EXTRACTED TEXT —

>> BEGIN

Linux NFS development
 help / color / mirror / Atom feed
From: "Mkrtchyan, Tigran" <tigran.mkrtchyan@desy.de>
To: Jeff Layton <jlayton@kernel.org>
Cc: Piyush Sachdeva <s.piyush1024@gmail.com>,
	 linux-nfs <linux-nfs@vger.kernel.org>,
	Chuck Lever <cel@kernel.org>,  trondmy <trondmy@kernel.org>,
	sfrench@samba.org,  sprasad@microsoft.com,
	vaibsharma@microsoft.com
Subject: Re: NFS delegations behavior analysis
Date: Tue, 23 Jun 2026 13:04:31 +0200 (CEST)	[thread overview]
Message-ID: <455619640.1622514.1782212671358.JavaMail.zimbra@desy.de> (raw)
In-Reply-To: <0b39c1e01a92f99fe456c76523ec7f3aa5dc1a81.camel@kernel.org>

[-- Attachment #1: Type: text/plain, Size: 5344 bytes --]



----- Original Message -----
> From: "Jeff Layton" <jlayton@kernel.org>
> To: "Piyush Sachdeva" <s.piyush1024@gmail.com>, "linux-nfs" <linux-nfs@vger.kernel.org>, "Chuck Lever" <cel@kernel.org>,
> "trondmy" <trondmy@kernel.org>, sfrench@samba.org, sprasad@microsoft.com
> Cc: vaibsharma@microsoft.com
> Sent: Tuesday, 23 June, 2026 12:50:16
> Subject: Re: NFS delegations behavior analysis

> On Tue, 2026-06-23 at 15:31 +0530, Piyush Sachdeva wrote:
>> Hi,
>> Lately I have been running micro benchmarks around the `ls` command and
>> reading through the code documentation of the NFS client to better
>> understand the client side caching behavior with and without
>> delegations.
>> 
>> Understanding so far:
>> Delegations (both file and directory) are granted by the server to the
>> client, indefinitely (until revoked or under the watermark) to cache
>> attributes. The caching of data is a result of the attribute
>> cache. Hence forth, a directory delegation will cache the directory
>> attributes and the names of the files in the directory, and a file
>> delegation will cache the attributes of the file and the file data.
>> 
>> Workload run:
>> I focused on the 2 workloads below, doing 2 passes of a large flat
>> directory (with close to 100K files) -
>> a cold pass, and warm pass using the cache from the cold pass:
>> - lslr - ls -lR on both runs
>> - lsmix - ls -R (cold) and then ls -lR (warm)
>> 
>> I also played with the rdirplus behavior using both the default
>> heuristic behavior and the `rdirplus=force` set at mount time.
>> 
>> Numbers:
>> actimeo=5s, rdirplus=force, ACLs off, flat_dir
>> ==================================================================
>> 
>>                  |         LSLR          |         LSMIX
>>                  |  (ls -lR cold / warm) |  (p1 ls -R / p2 ls -lR)

>> END

SET OF TASKS —
[1] According to the NFS delegations message, roughly how many files were in the large flat directory used for the benchmark passes?
[2] Put the entries starting at the line that contains "svg-text:金沙江: 金沙江 — [753, 628, 783, 641]" and ending at the line that contains "svg-text:水井山水: 水井山水 — [0, 115, 42, 129]" into a Markdown table with the columns Row and Entry, leaving out blank lines.

PROVIDED RECORDS —
>> BEGIN

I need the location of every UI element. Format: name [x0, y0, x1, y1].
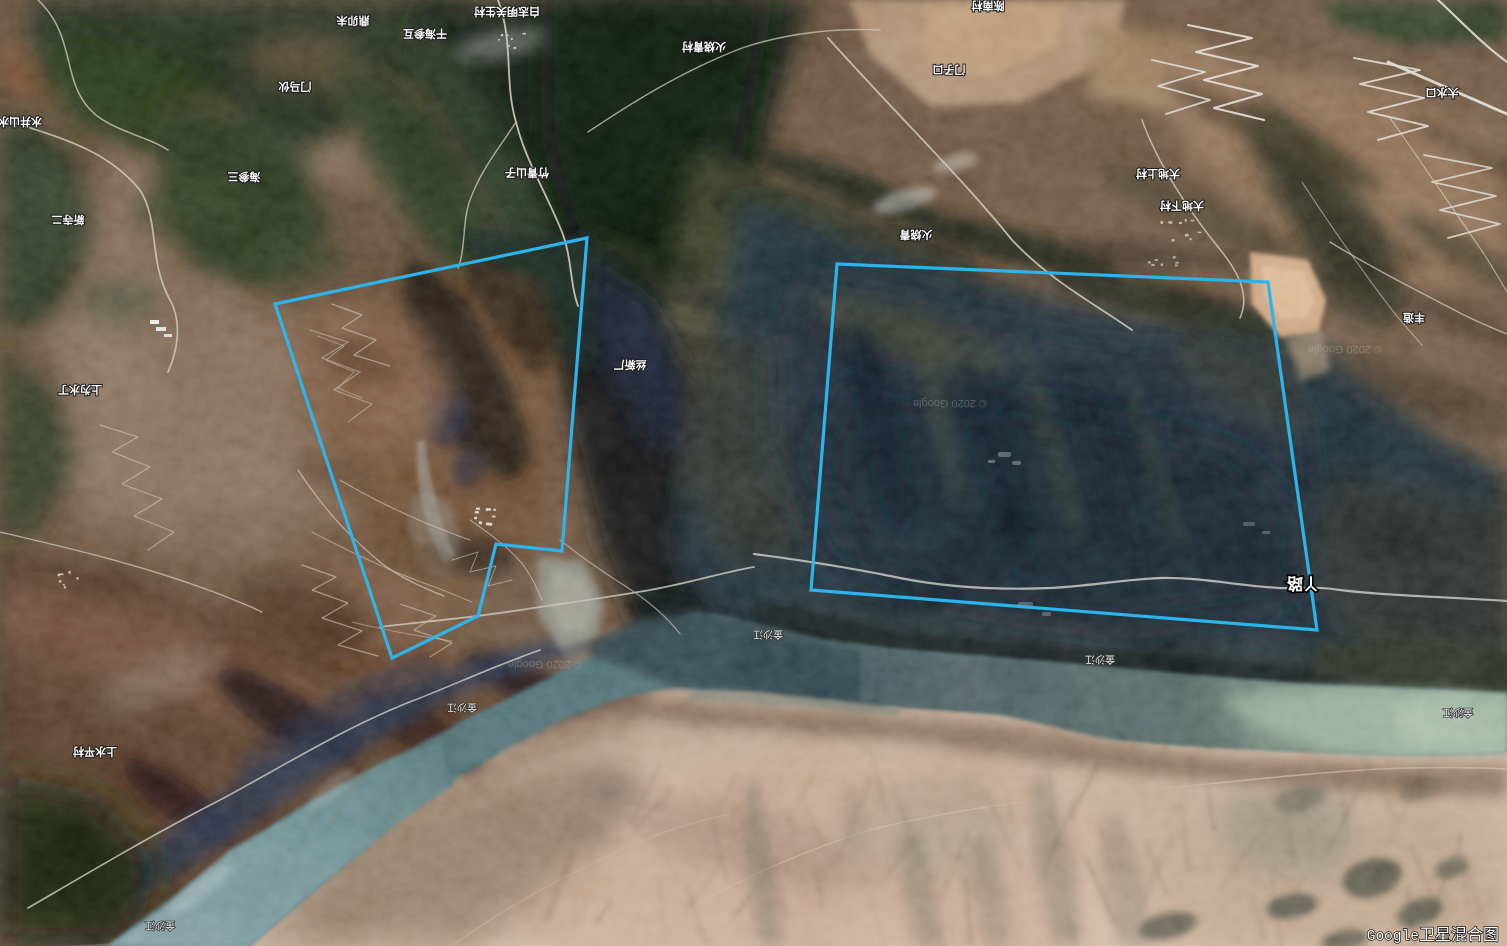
svg-text:金沙江: 金沙江 — [753, 628, 783, 641]
svg-text:门马伙: 门马伙 — [278, 80, 312, 94]
svg-text:上为水丁: 上为水丁 — [58, 383, 102, 397]
svg-text:金沙江: 金沙江 — [447, 701, 477, 714]
svg-text:Google卫星混合图: Google卫星混合图 — [1367, 926, 1499, 945]
svg-text:新寺二: 新寺二 — [52, 213, 85, 227]
svg-text:丫路: 丫路 — [1286, 574, 1319, 593]
svg-text:火烧青村: 火烧青村 — [682, 40, 726, 54]
svg-text:© 2020 Google: © 2020 Google — [1148, 788, 1222, 800]
svg-text:金沙江: 金沙江 — [145, 919, 175, 932]
svg-text:大地下村: 大地下村 — [1160, 199, 1204, 213]
svg-text:门子口: 门子口 — [933, 63, 966, 77]
svg-text:白志明关生村: 白志明关生村 — [474, 5, 540, 19]
svg-text:丰造: 丰造 — [1402, 311, 1425, 325]
svg-text:© 2020 Google: © 2020 Google — [1308, 343, 1382, 355]
svg-text:上水平村: 上水平村 — [73, 745, 117, 759]
svg-text:干海参互: 干海参互 — [403, 27, 447, 41]
svg-text:金沙江: 金沙江 — [1085, 653, 1115, 666]
svg-text:金沙江: 金沙江 — [1443, 706, 1473, 719]
svg-text:陈南村: 陈南村 — [972, 0, 1005, 13]
svg-text:海参三: 海参三 — [228, 170, 261, 184]
svg-text:© 2020 Google: © 2020 Google — [913, 397, 987, 409]
svg-text:鼎卯未: 鼎卯未 — [336, 14, 370, 28]
svg-text:火烧青: 火烧青 — [900, 228, 933, 242]
svg-text:大水口: 大水口 — [1426, 86, 1459, 100]
svg-text:© 2020 Google: © 2020 Google — [508, 658, 582, 670]
svg-text:丝新厂: 丝新厂 — [614, 358, 647, 372]
svg-text:水井山水: 水井山水 — [0, 115, 42, 129]
svg-text:大地上村: 大地上村 — [1136, 167, 1180, 181]
svg-text:竹青山子: 竹青山子 — [505, 166, 550, 180]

>> END

SET OF ANSWERS —
[1] Close to 100K files.

[2]
| Row | Entry |
|---|---|
| 1 | svg-text:金沙江: 金沙江 — [753, 628, 783, 641] |
| 2 | svg-text:门马伙: 门马伙 — [278, 80, 312, 94] |
| 3 | svg-text:上为水丁: 上为水丁 — [58, 383, 102, 397] |
| 4 | svg-text:金沙江: 金沙江 — [447, 701, 477, 714] |
| 5 | svg-text:Google卫星混合图: Google卫星混合图 — [1367, 926, 1499, 945] |
| 6 | svg-text:新寺二: 新寺二 — [52, 213, 85, 227] |
| 7 | svg-text:丫路: 丫路 — [1286, 574, 1319, 593] |
| 8 | svg-text:火烧青村: 火烧青村 — [682, 40, 726, 54] |
| 9 | svg-text:© 2020 Google: © 2020 Google — [1148, 788, 1222, 800] |
| 10 | svg-text:金沙江: 金沙江 — [145, 919, 175, 932] |
| 11 | svg-text:大地下村: 大地下村 — [1160, 199, 1204, 213] |
| 12 | svg-text:门子口: 门子口 — [933, 63, 966, 77] |
| 13 | svg-text:白志明关生村: 白志明关生村 — [474, 5, 540, 19] |
| 14 | svg-text:丰造: 丰造 — [1402, 311, 1425, 325] |
| 15 | svg-text:© 2020 Google: © 2020 Google — [1308, 343, 1382, 355] |
| 16 | svg-text:上水平村: 上水平村 — [73, 745, 117, 759] |
| 17 | svg-text:干海参互: 干海参互 — [403, 27, 447, 41] |
| 18 | svg-text:金沙江: 金沙江 — [1085, 653, 1115, 666] |
| 19 | svg-text:金沙江: 金沙江 — [1443, 706, 1473, 719] |
| 20 | svg-text:陈南村: 陈南村 — [972, 0, 1005, 13] |
| 21 | svg-text:海参三: 海参三 — [228, 170, 261, 184] |
| 22 | svg-text:© 2020 Google: © 2020 Google — [913, 397, 987, 409] |
| 23 | svg-text:鼎卯未: 鼎卯未 — [336, 14, 370, 28] |
| 24 | svg-text:火烧青: 火烧青 — [900, 228, 933, 242] |
| 25 | svg-text:大水口: 大水口 — [1426, 86, 1459, 100] |
| 26 | svg-text:© 2020 Google: © 2020 Google — [508, 658, 582, 670] |
| 27 | svg-text:丝新厂: 丝新厂 — [614, 358, 647, 372] |
| 28 | svg-text:水井山水: 水井山水 — [0, 115, 42, 129] |